Brief:
Repeat every record below exactly as it appears.

:: Dataset extract ::

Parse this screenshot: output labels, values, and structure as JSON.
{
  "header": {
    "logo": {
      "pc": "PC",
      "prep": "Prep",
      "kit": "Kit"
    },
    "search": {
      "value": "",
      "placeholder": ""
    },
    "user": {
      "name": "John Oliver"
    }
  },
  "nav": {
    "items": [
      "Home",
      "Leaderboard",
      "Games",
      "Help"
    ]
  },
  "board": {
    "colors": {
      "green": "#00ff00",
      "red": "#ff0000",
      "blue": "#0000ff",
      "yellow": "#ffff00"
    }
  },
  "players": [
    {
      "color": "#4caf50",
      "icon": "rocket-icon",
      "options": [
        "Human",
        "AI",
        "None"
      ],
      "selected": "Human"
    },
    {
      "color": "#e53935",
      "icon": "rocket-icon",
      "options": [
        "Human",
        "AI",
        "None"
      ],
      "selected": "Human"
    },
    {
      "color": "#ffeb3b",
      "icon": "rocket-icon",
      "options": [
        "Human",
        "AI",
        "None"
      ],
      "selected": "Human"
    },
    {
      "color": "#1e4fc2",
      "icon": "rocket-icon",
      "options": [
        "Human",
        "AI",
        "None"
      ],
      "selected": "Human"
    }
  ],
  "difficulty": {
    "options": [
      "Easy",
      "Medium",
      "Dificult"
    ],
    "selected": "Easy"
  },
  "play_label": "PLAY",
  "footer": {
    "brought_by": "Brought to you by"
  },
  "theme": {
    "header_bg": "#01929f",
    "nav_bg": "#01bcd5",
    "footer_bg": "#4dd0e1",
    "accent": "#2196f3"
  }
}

:::

Completed exercise:
Parse this screenshot: output labels, values, and structure as JSON.
{
  "header": {
    "logo": {
      "pc": "PC",
      "prep": "Prep",
      "kit": "Kit"
    },
    "search": {
      "value": "",
      "placeholder": ""
    },
    "user": {
      "name": "John Oliver"
    }
  },
  "nav": {
    "items": [
      "Home",
      "Leaderboard",
      "Games",
      "Help"
    ]
  },
  "board": {
    "colors": {
      "green": "#00ff00",
      "red": "#ff0000",
      "blue": "#0000ff",
      "yellow": "#ffff00"
    }
  },
  "players": [
    {
      "color": "#4caf50",
      "icon": "rocket-icon",
      "options": [
        "Human",
        "AI",
        "None"
      ],
      "selected": "Human"
    },
    {
      "color": "#e53935",
      "icon": "rocket-icon",
      "options": [
        "Human",
        "AI",
        "None"
      ],
      "selected": "Human"
    },
    {
      "color": "#ffeb3b",
      "icon": "rocket-icon",
      "options": [
        "Human",
        "AI",
        "None"
      ],
      "selected": "Human"
    },
    {
      "color": "#1e4fc2",
      "icon": "rocket-icon",
      "options": [
        "Human",
        "AI",
        "None"
      ],
      "selected": "Human"
    }
  ],
  "difficulty": {
    "options": [
      "Easy",
      "Medium",
      "Dificult"
    ],
    "selected": "Easy"
  },
  "play_label": "PLAY",
  "footer": {
    "brought_by": "Brought to you by"
  },
  "theme": {
    "header_bg": "#01929f",
    "nav_bg": "#01bcd5",
    "footer_bg": "#4dd0e1",
    "accent": "#2196f3"
  }
}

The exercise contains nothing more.